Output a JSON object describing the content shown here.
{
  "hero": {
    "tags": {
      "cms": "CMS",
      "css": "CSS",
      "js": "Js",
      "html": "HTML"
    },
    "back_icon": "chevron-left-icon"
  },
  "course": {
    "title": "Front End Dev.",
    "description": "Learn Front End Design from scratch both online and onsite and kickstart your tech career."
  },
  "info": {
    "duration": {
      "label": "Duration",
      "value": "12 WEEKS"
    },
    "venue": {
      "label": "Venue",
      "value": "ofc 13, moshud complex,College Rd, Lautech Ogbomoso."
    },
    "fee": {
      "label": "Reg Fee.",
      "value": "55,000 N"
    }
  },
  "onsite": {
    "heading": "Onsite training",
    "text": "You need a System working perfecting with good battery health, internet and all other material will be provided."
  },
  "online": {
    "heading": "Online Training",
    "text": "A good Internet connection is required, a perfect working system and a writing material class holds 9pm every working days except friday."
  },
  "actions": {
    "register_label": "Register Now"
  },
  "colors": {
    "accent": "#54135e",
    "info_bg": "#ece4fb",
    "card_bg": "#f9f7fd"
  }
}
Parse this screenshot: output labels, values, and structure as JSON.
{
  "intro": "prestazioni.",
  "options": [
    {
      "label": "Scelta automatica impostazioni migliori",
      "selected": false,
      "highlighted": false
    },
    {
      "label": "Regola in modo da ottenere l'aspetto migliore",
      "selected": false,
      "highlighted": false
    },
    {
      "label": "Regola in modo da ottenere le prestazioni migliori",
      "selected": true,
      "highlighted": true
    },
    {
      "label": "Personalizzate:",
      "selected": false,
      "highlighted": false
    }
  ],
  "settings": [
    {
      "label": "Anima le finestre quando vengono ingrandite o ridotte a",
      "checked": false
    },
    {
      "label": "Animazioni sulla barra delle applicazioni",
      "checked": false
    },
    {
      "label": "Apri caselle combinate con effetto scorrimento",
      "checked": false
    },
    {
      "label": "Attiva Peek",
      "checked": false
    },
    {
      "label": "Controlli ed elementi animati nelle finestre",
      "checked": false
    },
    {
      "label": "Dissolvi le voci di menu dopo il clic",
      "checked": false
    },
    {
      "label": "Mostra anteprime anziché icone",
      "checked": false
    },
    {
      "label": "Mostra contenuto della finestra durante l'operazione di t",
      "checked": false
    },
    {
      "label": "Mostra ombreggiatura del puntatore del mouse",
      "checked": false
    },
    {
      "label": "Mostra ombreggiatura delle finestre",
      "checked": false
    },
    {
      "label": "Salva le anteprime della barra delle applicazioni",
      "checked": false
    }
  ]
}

* **YOUR GOAL**:
Scan the listing above. Collect all lines with the word "modo".

* **PROBLEM SOLUTION**:
      "label": "Regola in modo da ottenere l'aspetto migliore",
      "label": "Regola in modo da ottenere le prestazioni migliori",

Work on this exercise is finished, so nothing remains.